Please write the next part of the essay about committed professionals scaling back their work hours, picking up after its final sentence.

* _DOCUMENT EXCERPT_
============
I can’t think of any of my friends who don’t take pride in their commitment to professionalism. The majority of them work 10-12 hours a day and more than five days a week – they continue their thinking and sometimes writing over the weekends. But the signs of wear and tear are showing, and when those who work for government agencies are on salary freeze for the next few years, how can anyone blame them for re-adjusting their commitment? We are stuck in deficit thinking, and I don’t mean just the national deficit, but the more far-reaching all-around negativity which preys upon our spirits and stresses our abilities to build or create, and for that matter, even inhibits our ability to deal thoughtfully with the financial deficit. “Deficiency thinking” and its amorphous aspects, morale, trust, energy, etc., wrecks havoc in our collective system in both short and long terms.
My friends’ re-adjusting their commitment isn’t in cutting corners, shirking responsibilities, or doing just good-enough jobs. They are still committed to putting in more than 100% when they are “on,” but they are trying to cut back the “on” mode. Some of them are taking a little time off here and there. (Many have accumulated quite a bit of vacation time, and have previously lost weeks of vacation because they were “on” too much to take vacation.) A few of them push back demands from the top; yet a few more are contemplating taking early retirement, and probably find some less demanding part-time jobs. Or, they will retire as soon as they are eligible.
I have no doubt that there are still a few organizations where people are happy at work, Google comes to mind. But the number of these places seems to be shrinking around us. We often hear the advice that “you are not irreplaceable.” Or, “within a year after you are gone, the place won’t remember you or what you did.” True, but for the ones who take pride in their professionalism and are internally motivated for their work, it’s about going beyond the expectations from others. I would hazard to make this assertion: The mediocre ones who would just clock in and meet expectations or slightly above, when they leave, you won’t notice much difference. But when the top tier of really talented and committed members feel cheated or unappreciated, and start pulling back, the loss will impact all of us. Remember, by definition, half of the workforce is below average.
I heard on a radio program that in Denmark, people can request part-time or half-time for their jobs, and the organizations have to honor the request unless the organizations can prove that the employees’s reduced hours would impact productivity and profit. Now, I think this is rather drastic since a meaningful assessment isn’t cheap to undertake and the results would be suspect, at best. However, the concept is rather attractive because when it’s in the culture – 40% of the workforce take such options in Denmark – it’s not considered unprofessional to do so. In addition, they don’t mind paying taxes for better health care and other social services. Germany is trending in that direction as well. And you know what? The productivity in these countries hasn’t suffered.
============
* _SOURCE EXCERPT_
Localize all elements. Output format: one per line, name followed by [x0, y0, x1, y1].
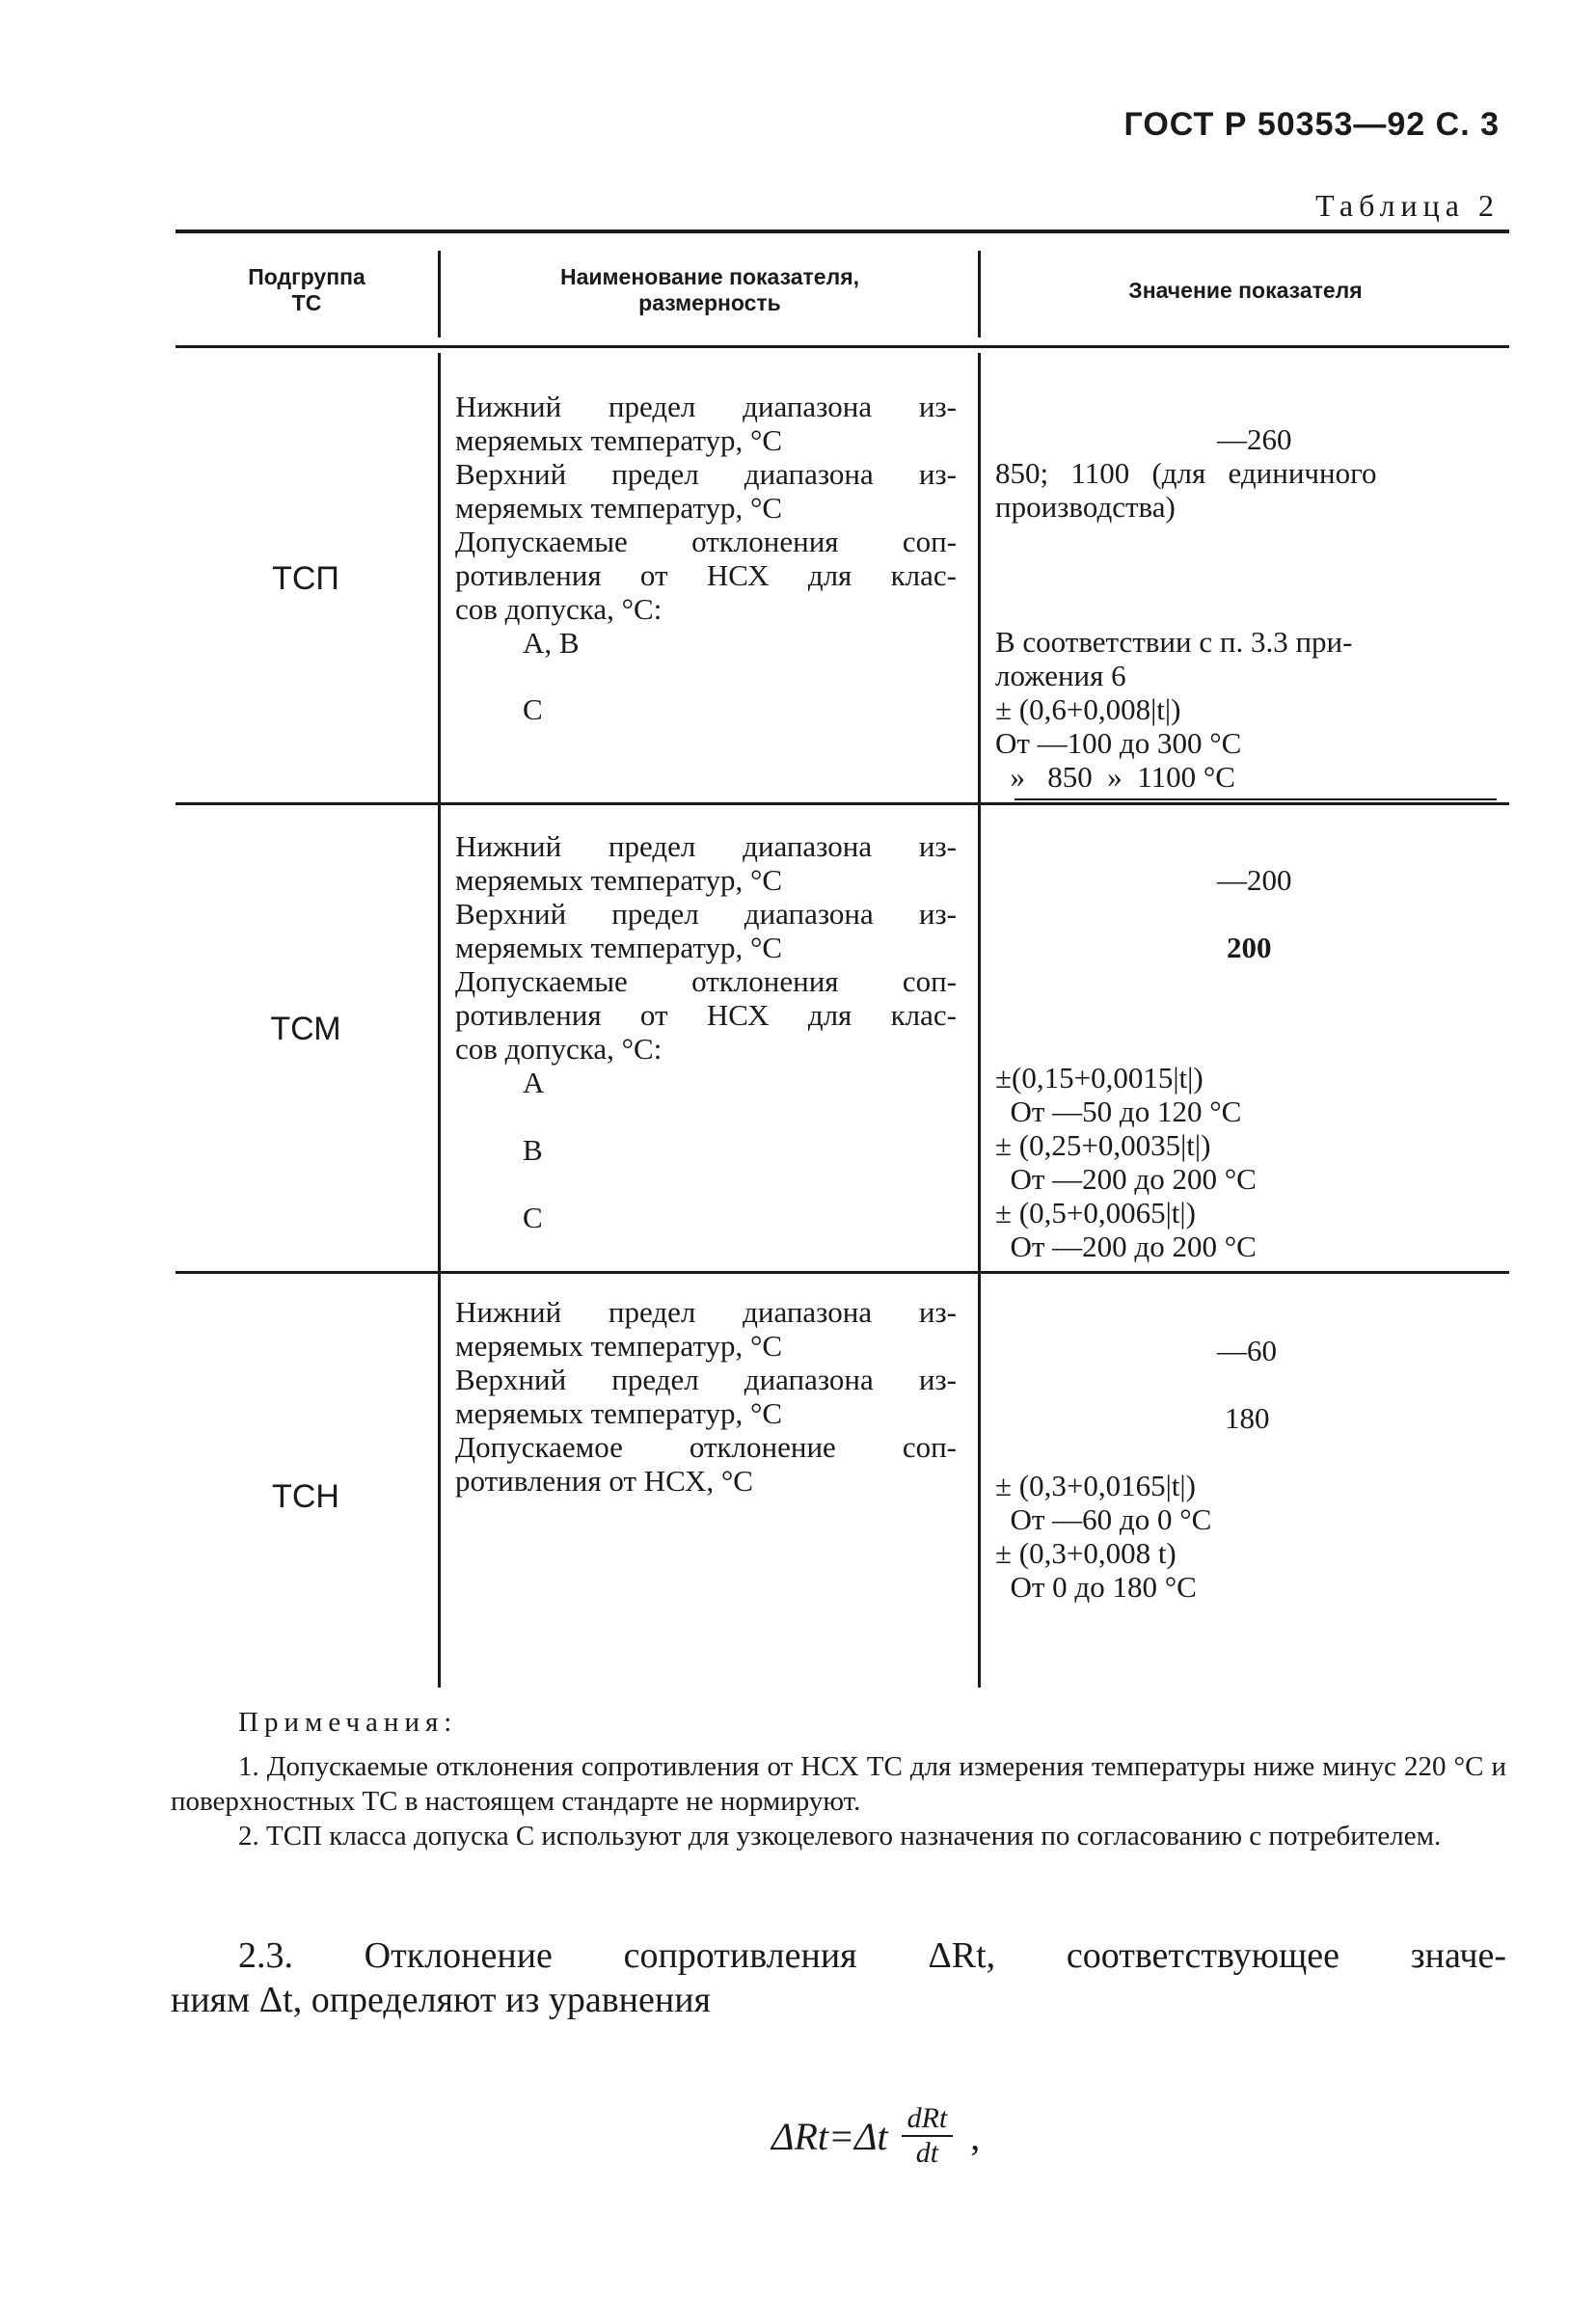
============
* _ANSWER TO THE PROBLEM_
I don’t have systemic data to document this statement, but many organizations seem to be hell-bent on creating work for the sake of busy work, and this sense is especially acute to people working long hours. What do I mean by busy work? Suppose one has to have more than six signatures for requesting travel, 8 more upon return to process the reimbursement, reams of documents to simply make a purchase request, and a few more for quality control requirements … before actually doing the work. If someone has to spend more than about 30% of office time doing things that only meet preliminary requirements for the actual work, that’s too much. And as people, from bottom to top, feel stressed out, patience runs thin, and nurture would be the first casualty. While half of the workforce will always be mediocre, the overall performance distribution is likely to shift to less productivity, less stellar performance, less work satisfaction, just about less of everything.
Any solutions? At least any one of all that I have discussed so far would help, but the keys always lie in the initial desire and the how. And if I could come up with any brilliant synthesis, that’d be worthy of a Nobel.
Charles Peters writes in the latest Washington Monthly: “ When corporations build a factory, it is considered a positive, the creation of a capital assets. But when government builds a road or a school, it’s an expense. It’s simply spending money, treated the same as the most frivolous waste. Why can’t we have a system of accounting that gives government credit for the creation of genuine assets like bridges and schools?” It’s really about different ways of thinking. And that’s the hardest battle. Management generally does claim to desire better operations and improved productivity (and increased profit for for-profit organizations), and people who are managed just want to create meaning for their work. But with the increasing stress and meaningless busy work, no one seems to have time to have conversations to make genuine improvement at work.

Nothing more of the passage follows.